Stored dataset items

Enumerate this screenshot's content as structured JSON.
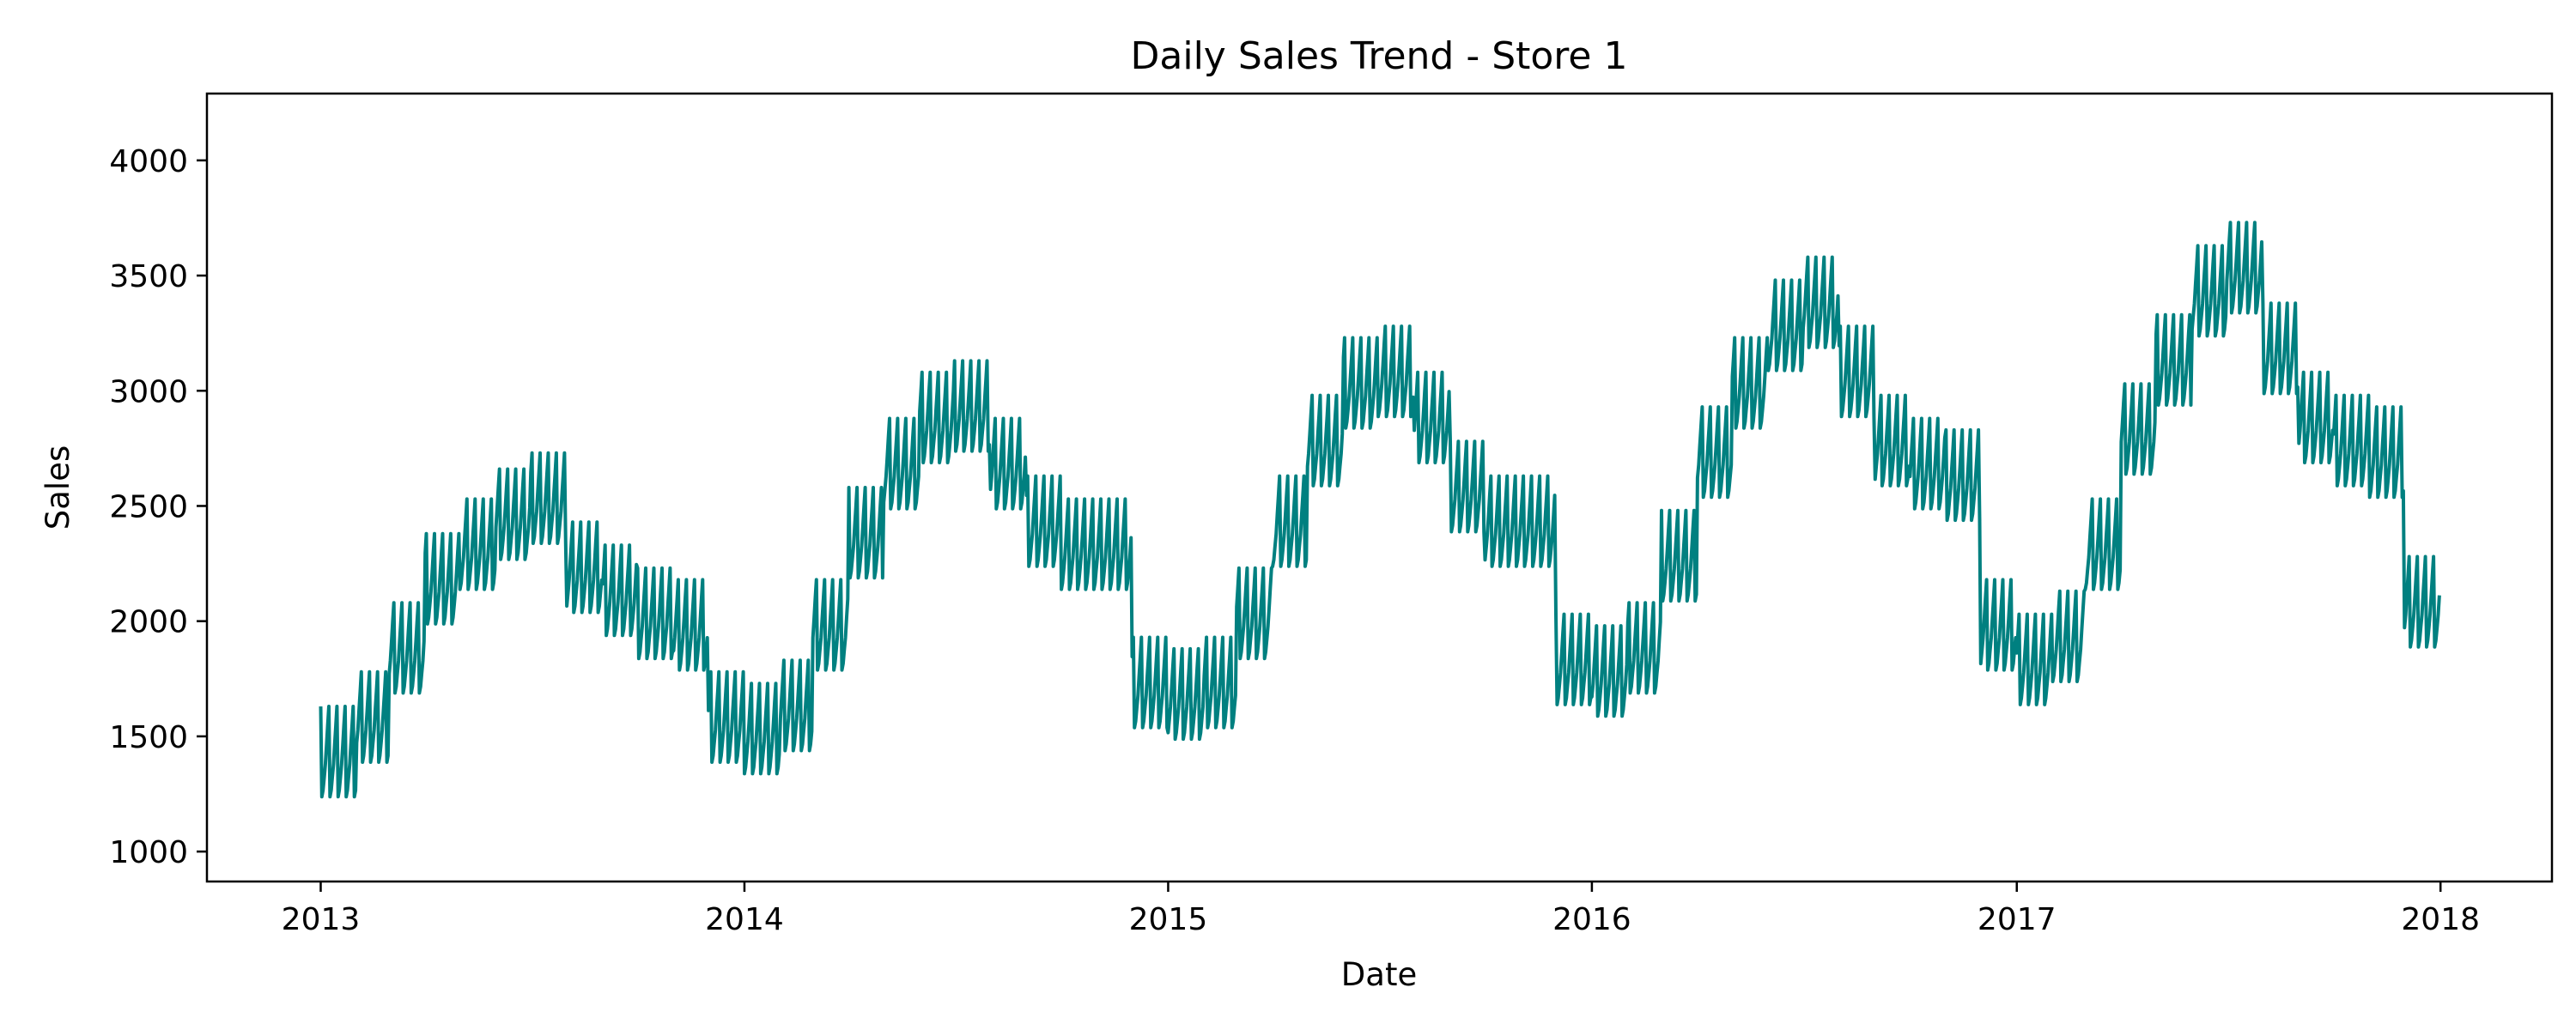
{
  "chart_data": {
    "type": "line",
    "title": "Daily Sales Trend - Store 1",
    "xlabel": "Date",
    "ylabel": "Sales",
    "x_range": [
      "2013-01-01",
      "2017-12-31"
    ],
    "xlim": [
      "2012-09-25",
      "2018-04-07"
    ],
    "ylim": [
      870,
      4290
    ],
    "x_ticks": [
      "2013",
      "2014",
      "2015",
      "2016",
      "2017",
      "2018"
    ],
    "y_ticks": [
      1000,
      1500,
      2000,
      2500,
      3000,
      3500,
      4000
    ],
    "grid": false,
    "legend": "none",
    "series": [
      {
        "name": "",
        "color": "#008080",
        "frequency": "daily",
        "weekly_swing_sales": 560,
        "monthly_base_sales": {
          "2013": [
            1350,
            1500,
            1800,
            2100,
            2250,
            2380,
            2450,
            2150,
            2050,
            1950,
            1900,
            1500
          ],
          "2014": [
            1450,
            1550,
            1900,
            2300,
            2600,
            2800,
            2850,
            2600,
            2350,
            2250,
            2250,
            1650
          ],
          "2015": [
            1600,
            1650,
            1950,
            2350,
            2700,
            2950,
            3000,
            2800,
            2500,
            2350,
            2350,
            1750
          ],
          "2016": [
            1700,
            1800,
            2200,
            2650,
            2950,
            3200,
            3300,
            3000,
            2700,
            2600,
            2550,
            1900
          ],
          "2017": [
            1750,
            1850,
            2250,
            2750,
            3050,
            3350,
            3450,
            3100,
            2800,
            2700,
            2650,
            2000
          ]
        }
      }
    ]
  }
}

§ Request
Without the pictures, write out the whole listing above exactly as it appears.

§ Written solution
Enumerate this screenshot's content as structured JSON.
{
  "chart_data": {
    "type": "line",
    "title": "Daily Sales Trend - Store 1",
    "xlabel": "Date",
    "ylabel": "Sales",
    "x_range": [
      "2013-01-01",
      "2017-12-31"
    ],
    "xlim": [
      "2012-09-25",
      "2018-04-07"
    ],
    "ylim": [
      870,
      4290
    ],
    "x_ticks": [
      "2013",
      "2014",
      "2015",
      "2016",
      "2017",
      "2018"
    ],
    "y_ticks": [
      1000,
      1500,
      2000,
      2500,
      3000,
      3500,
      4000
    ],
    "grid": false,
    "legend": "none",
    "series": [
      {
        "name": "",
        "color": "#008080",
        "frequency": "daily",
        "weekly_swing_sales": 560,
        "monthly_base_sales": {
          "2013": [
            1350,
            1500,
            1800,
            2100,
            2250,
            2380,
            2450,
            2150,
            2050,
            1950,
            1900,
            1500
          ],
          "2014": [
            1450,
            1550,
            1900,
            2300,
            2600,
            2800,
            2850,
            2600,
            2350,
            2250,
            2250,
            1650
          ],
          "2015": [
            1600,
            1650,
            1950,
            2350,
            2700,
            2950,
            3000,
            2800,
            2500,
            2350,
            2350,
            1750
          ],
          "2016": [
            1700,
            1800,
            2200,
            2650,
            2950,
            3200,
            3300,
            3000,
            2700,
            2600,
            2550,
            1900
          ],
          "2017": [
            1750,
            1850,
            2250,
            2750,
            3050,
            3350,
            3450,
            3100,
            2800,
            2700,
            2650,
            2000
          ]
        }
      }
    ]
  }
}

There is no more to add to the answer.